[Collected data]
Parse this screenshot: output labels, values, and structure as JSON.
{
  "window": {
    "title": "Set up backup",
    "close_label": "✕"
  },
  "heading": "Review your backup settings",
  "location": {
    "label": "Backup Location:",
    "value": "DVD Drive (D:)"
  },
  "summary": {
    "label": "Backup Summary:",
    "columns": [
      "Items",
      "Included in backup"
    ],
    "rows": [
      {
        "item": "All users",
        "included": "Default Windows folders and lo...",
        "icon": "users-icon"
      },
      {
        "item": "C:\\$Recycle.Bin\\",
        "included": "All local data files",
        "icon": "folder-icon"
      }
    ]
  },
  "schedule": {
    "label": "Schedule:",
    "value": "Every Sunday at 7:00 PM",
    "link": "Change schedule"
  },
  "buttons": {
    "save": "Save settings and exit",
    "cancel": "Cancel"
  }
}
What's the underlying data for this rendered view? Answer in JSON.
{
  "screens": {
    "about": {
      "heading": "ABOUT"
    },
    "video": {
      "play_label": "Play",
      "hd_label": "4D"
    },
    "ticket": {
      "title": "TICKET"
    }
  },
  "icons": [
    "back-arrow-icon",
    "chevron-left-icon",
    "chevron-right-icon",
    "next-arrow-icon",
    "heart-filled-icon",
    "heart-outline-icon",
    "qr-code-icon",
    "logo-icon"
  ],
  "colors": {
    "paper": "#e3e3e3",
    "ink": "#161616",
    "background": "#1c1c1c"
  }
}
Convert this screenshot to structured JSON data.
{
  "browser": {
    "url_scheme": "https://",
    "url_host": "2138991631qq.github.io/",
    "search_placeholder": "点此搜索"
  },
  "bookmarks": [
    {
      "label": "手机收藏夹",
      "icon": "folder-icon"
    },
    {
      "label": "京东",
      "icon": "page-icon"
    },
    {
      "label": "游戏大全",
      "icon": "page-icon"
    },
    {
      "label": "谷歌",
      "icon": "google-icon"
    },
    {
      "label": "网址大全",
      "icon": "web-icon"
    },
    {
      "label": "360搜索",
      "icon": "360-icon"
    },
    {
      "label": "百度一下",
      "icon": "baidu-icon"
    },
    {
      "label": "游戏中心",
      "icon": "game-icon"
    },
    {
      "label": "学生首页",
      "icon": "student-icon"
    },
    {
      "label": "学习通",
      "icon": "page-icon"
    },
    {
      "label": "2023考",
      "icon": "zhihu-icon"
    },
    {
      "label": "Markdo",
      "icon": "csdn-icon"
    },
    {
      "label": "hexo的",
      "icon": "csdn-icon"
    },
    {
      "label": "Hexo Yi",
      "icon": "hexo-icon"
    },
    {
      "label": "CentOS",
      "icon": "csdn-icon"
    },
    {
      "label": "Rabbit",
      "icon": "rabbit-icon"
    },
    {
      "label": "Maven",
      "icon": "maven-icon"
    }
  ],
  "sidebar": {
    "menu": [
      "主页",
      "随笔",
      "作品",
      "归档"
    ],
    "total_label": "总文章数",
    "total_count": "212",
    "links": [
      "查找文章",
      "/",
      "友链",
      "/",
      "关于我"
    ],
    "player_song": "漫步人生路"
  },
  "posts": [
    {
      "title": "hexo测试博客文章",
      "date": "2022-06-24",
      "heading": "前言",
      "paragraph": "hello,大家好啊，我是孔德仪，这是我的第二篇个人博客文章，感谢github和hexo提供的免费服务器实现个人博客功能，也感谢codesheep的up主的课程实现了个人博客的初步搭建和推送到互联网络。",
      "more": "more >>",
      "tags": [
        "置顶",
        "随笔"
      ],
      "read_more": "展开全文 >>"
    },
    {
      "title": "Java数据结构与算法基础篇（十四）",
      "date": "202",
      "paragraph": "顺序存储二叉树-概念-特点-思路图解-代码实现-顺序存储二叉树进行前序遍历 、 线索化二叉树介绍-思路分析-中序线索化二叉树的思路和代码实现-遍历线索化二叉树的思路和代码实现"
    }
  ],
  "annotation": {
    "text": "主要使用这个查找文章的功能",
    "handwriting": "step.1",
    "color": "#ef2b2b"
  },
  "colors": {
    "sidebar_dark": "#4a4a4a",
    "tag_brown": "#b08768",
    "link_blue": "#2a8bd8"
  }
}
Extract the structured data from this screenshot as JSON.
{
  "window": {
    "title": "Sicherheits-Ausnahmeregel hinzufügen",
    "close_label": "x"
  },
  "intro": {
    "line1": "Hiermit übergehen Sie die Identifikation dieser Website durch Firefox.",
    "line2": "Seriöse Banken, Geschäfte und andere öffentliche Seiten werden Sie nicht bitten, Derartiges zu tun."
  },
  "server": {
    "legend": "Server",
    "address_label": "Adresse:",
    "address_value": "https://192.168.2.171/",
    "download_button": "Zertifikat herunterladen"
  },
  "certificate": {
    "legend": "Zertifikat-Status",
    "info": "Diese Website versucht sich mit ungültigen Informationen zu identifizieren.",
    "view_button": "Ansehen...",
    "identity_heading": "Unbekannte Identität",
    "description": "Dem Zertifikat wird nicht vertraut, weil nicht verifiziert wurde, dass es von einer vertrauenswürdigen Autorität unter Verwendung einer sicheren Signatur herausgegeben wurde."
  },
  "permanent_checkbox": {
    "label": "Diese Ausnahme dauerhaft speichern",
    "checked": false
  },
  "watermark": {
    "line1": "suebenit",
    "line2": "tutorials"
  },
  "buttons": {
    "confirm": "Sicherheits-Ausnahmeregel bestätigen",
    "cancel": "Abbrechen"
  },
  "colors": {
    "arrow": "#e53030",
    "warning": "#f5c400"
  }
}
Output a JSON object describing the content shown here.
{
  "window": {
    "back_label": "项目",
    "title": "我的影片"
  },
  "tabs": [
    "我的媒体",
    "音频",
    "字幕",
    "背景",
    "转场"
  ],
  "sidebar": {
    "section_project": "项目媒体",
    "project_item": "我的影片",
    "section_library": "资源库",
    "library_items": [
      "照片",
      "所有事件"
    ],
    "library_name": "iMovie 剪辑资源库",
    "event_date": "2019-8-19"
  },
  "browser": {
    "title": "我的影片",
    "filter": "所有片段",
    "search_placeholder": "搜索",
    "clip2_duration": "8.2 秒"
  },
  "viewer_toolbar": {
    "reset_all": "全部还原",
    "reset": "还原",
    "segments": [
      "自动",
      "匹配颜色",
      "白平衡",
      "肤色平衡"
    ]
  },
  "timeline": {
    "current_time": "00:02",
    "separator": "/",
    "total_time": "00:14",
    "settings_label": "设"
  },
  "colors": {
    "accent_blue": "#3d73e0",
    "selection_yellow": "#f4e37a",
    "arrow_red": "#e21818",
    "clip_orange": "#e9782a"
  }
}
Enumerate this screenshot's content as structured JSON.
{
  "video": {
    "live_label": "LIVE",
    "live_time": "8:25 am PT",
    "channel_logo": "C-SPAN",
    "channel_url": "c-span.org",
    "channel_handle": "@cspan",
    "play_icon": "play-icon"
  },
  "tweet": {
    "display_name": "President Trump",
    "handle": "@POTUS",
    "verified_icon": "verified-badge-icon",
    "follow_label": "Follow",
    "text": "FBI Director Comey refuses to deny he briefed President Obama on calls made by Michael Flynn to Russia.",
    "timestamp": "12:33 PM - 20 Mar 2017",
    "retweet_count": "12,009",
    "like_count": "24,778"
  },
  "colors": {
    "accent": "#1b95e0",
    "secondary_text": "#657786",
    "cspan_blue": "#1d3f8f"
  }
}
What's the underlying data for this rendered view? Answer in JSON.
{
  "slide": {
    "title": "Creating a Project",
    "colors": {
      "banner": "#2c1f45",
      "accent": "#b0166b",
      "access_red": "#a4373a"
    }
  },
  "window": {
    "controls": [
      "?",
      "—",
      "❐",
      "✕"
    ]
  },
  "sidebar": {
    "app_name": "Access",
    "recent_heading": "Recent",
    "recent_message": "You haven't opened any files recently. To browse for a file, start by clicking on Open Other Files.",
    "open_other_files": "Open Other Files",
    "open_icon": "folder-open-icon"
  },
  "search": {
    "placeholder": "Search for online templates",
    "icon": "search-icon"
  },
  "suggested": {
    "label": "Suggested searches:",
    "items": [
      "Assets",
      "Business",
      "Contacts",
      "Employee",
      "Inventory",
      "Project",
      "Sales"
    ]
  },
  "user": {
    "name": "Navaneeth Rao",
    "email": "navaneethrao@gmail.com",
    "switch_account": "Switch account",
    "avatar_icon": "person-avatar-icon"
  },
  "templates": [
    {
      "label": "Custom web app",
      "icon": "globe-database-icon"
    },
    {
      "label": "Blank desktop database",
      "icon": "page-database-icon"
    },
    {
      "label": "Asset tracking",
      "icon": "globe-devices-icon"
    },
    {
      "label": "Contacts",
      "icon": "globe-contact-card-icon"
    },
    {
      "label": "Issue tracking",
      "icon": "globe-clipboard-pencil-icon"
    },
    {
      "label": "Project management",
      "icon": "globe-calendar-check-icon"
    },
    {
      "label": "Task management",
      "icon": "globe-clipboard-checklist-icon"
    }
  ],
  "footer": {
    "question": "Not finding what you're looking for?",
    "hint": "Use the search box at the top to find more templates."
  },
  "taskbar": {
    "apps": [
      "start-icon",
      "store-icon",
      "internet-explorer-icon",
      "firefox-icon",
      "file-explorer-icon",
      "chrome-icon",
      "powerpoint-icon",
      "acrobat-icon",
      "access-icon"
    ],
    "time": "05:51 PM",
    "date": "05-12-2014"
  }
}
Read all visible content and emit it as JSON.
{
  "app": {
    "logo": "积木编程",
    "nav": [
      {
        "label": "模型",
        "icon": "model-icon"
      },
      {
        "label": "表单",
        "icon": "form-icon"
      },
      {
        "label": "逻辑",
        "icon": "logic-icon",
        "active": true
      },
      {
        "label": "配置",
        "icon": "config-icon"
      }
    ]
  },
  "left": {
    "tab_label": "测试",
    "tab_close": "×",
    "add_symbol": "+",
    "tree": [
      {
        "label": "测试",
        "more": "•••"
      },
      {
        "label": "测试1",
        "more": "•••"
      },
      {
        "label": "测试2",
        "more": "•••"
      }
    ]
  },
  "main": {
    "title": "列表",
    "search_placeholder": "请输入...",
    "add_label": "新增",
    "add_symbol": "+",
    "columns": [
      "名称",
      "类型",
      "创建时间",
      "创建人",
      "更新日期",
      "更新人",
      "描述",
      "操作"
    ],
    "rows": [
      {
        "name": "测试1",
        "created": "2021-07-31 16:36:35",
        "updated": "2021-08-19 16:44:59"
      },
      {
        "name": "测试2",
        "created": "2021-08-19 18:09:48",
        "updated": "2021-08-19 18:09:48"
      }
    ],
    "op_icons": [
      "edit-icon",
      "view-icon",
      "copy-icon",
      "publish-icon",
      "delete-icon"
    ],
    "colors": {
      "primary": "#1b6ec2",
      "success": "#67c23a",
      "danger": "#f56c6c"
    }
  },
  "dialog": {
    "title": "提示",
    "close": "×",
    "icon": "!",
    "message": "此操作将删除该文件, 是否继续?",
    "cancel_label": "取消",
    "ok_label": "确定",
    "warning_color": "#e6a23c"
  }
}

## [What is required]
Determine how many lines of this listing contain "globe", and give only the number.

## [Exercise answer]
6